▶ Required task
Across the entries below, count the lines in which the word "περὶ" occurs. Reply with the count alone.

-------

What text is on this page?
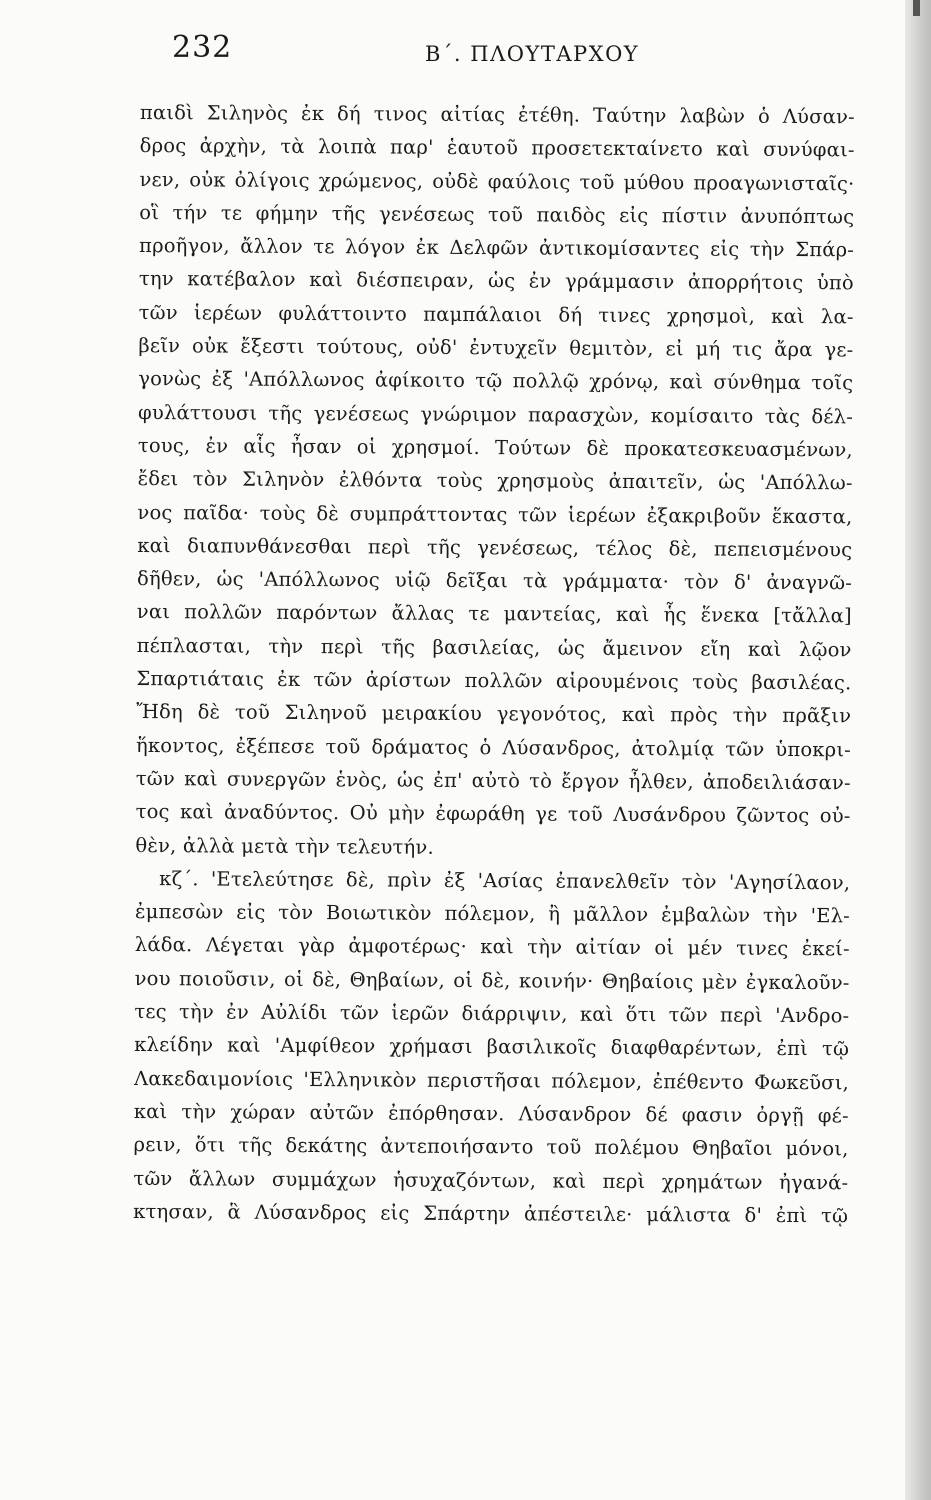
232	Β΄. ΠΛΟΥΤΑΡΧΟΥ
παιδὶ Σιληνὸς ἐκ δή τινος αἰτίας ἐτέθη. Ταύτην λαβὼν ὁ Λύσαν-
δρος ἀρχὴν, τὰ λοιπὰ παρ' ἑαυτοῦ προσετεκταίνετο καὶ συνύφαι-
νεν, οὐκ ὀλίγοις χρώμενος, οὐδὲ φαύλοις τοῦ μύθου προαγωνισταῖς·
οἳ τήν τε φήμην τῆς γενέσεως τοῦ παιδὸς εἰς πίστιν ἀνυπόπτως
προῆγον, ἄλλον τε λόγον ἐκ Δελφῶν ἀντικομίσαντες εἰς τὴν Σπάρ-
την κατέβαλον καὶ διέσπειραν, ὡς ἐν γράμμασιν ἀπορρήτοις ὑπὸ
τῶν ἱερέων φυλάττοιντο παμπάλαιοι δή τινες χρησμοὶ, καὶ λα-
βεῖν οὐκ ἔξεστι τούτους, οὐδ' ἐντυχεῖν θεμιτὸν, εἰ μή τις ἄρα γε-
γονὼς ἐξ 'Απόλλωνος ἀφίκοιτο τῷ πολλῷ χρόνῳ, καὶ σύνθημα τοῖς
φυλάττουσι τῆς γενέσεως γνώριμον παρασχὼν, κομίσαιτο τὰς δέλ-
τους, ἐν αἷς ἦσαν οἱ χρησμοί. Τούτων δὲ προκατεσκευασμένων,
ἔδει τὸν Σιληνὸν ἐλθόντα τοὺς χρησμοὺς ἀπαιτεῖν, ὡς 'Απόλλω-
νος παῖδα· τοὺς δὲ συμπράττοντας τῶν ἱερέων ἐξακριβοῦν ἕκαστα,
καὶ διαπυνθάνεσθαι περὶ τῆς γενέσεως, τέλος δὲ, πεπεισμένους
δῆθεν, ὡς 'Απόλλωνος υἱῷ δεῖξαι τὰ γράμματα· τὸν δ' ἀναγνῶ-
ναι πολλῶν παρόντων ἄλλας τε μαντείας, καὶ ἧς ἕνεκα [τἄλλα]
πέπλασται, τὴν περὶ τῆς βασιλείας, ὡς ἄμεινον εἴη καὶ λῷον
Σπαρτιάταις ἐκ τῶν ἀρίστων πολλῶν αἱρουμένοις τοὺς βασιλέας.
Ἤδη δὲ τοῦ Σιληνοῦ μειρακίου γεγονότος, καὶ πρὸς τὴν πρᾶξιν
ἥκοντος, ἐξέπεσε τοῦ δράματος ὁ Λύσανδρος, ἀτολμίᾳ τῶν ὑποκρι-
τῶν καὶ συνεργῶν ἑνὸς, ὡς ἐπ' αὐτὸ τὸ ἔργον ἦλθεν, ἀποδειλιάσαν-
τος καὶ ἀναδύντος. Οὐ μὴν ἐφωράθη γε τοῦ Λυσάνδρου ζῶντος οὐ-
θὲν, ἀλλὰ μετὰ τὴν τελευτήν.
κζ΄. 'Ετελεύτησε δὲ, πρὶν ἐξ 'Ασίας ἐπανελθεῖν τὸν 'Αγησίλαον,
ἐμπεσὼν εἰς τὸν Βοιωτικὸν πόλεμον, ἢ μᾶλλον ἐμβαλὼν τὴν 'Ελ-
λάδα. Λέγεται γὰρ ἀμφοτέρως· καὶ τὴν αἰτίαν οἱ μέν τινες ἐκεί-
νου ποιοῦσιν, οἱ δὲ, Θηβαίων, οἱ δὲ, κοινήν· Θηβαίοις μὲν ἐγκαλοῦν-
τες τὴν ἐν Αὐλίδι τῶν ἱερῶν διάρριψιν, καὶ ὅτι τῶν περὶ 'Ανδρο-
κλείδην καὶ 'Αμφίθεον χρήμασι βασιλικοῖς διαφθαρέντων, ἐπὶ τῷ
Λακεδαιμονίοις 'Ελληνικὸν περιστῆσαι πόλεμον, ἐπέθεντο Φωκεῦσι,
καὶ τὴν χώραν αὐτῶν ἐπόρθησαν. Λύσανδρον δέ φασιν ὀργῇ φέ-
ρειν, ὅτι τῆς δεκάτης ἀντεποιήσαντο τοῦ πολέμου Θηβαῖοι μόνοι,
τῶν ἄλλων συμμάχων ἡσυχαζόντων, καὶ περὶ χρημάτων ἠγανά-
κτησαν, ἃ Λύσανδρος εἰς Σπάρτην ἀπέστειλε· μάλιστα δ' ἐπὶ τῷ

-------

▶ The answer
4